SET PROBLEM — Pick out all lines in the listing holding the string "other" and copy them.

AVAILABLE DATA —
##############################
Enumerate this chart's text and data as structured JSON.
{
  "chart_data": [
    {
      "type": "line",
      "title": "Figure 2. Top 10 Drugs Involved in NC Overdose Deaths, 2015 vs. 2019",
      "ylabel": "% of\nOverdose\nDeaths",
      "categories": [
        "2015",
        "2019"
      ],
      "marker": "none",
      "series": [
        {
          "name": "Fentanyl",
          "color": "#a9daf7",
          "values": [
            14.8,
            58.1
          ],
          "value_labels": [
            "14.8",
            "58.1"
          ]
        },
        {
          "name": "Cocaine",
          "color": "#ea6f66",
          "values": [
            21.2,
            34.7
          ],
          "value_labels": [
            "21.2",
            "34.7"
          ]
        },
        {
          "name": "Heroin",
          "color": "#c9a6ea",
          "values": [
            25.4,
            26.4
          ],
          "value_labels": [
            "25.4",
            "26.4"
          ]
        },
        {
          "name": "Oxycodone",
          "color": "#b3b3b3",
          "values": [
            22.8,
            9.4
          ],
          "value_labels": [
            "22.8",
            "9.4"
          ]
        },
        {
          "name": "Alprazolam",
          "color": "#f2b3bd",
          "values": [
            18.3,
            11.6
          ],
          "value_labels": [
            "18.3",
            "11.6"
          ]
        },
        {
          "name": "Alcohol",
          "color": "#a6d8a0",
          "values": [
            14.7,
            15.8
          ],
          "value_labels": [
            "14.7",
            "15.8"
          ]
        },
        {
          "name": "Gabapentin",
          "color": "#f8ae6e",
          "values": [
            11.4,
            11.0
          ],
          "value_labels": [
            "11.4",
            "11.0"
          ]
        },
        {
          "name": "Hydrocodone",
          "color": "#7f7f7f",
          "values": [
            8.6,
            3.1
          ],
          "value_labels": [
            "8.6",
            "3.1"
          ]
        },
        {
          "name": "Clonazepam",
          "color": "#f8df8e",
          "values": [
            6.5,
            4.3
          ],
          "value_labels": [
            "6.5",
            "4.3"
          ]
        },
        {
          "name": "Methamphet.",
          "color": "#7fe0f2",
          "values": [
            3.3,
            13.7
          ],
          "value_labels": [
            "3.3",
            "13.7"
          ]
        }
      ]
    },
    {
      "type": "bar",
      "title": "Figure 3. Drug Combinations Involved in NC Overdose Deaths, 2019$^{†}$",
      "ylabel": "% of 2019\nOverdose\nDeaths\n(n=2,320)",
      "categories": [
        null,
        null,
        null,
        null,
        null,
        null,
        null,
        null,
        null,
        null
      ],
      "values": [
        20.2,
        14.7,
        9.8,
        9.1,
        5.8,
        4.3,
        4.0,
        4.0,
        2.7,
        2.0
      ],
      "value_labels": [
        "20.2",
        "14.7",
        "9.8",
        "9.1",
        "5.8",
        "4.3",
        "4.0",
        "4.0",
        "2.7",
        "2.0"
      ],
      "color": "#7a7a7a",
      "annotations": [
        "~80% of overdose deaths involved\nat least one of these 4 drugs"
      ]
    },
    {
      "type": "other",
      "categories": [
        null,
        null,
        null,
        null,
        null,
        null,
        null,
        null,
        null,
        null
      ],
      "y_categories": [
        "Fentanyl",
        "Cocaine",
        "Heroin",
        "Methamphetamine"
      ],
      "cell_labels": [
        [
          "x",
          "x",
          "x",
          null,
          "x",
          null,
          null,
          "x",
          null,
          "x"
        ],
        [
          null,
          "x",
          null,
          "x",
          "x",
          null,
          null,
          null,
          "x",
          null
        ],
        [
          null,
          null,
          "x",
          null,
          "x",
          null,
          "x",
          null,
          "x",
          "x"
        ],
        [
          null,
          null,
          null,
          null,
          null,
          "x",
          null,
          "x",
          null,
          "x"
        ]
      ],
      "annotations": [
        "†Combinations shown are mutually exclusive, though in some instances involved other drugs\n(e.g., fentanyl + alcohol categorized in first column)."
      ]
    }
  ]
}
##############################
THE ANSWER —
      "type": "other",
        "†Combinations shown are mutually exclusive, though in some instances involved other drugs\n(e.g., fentanyl + alcohol categorized in first column)."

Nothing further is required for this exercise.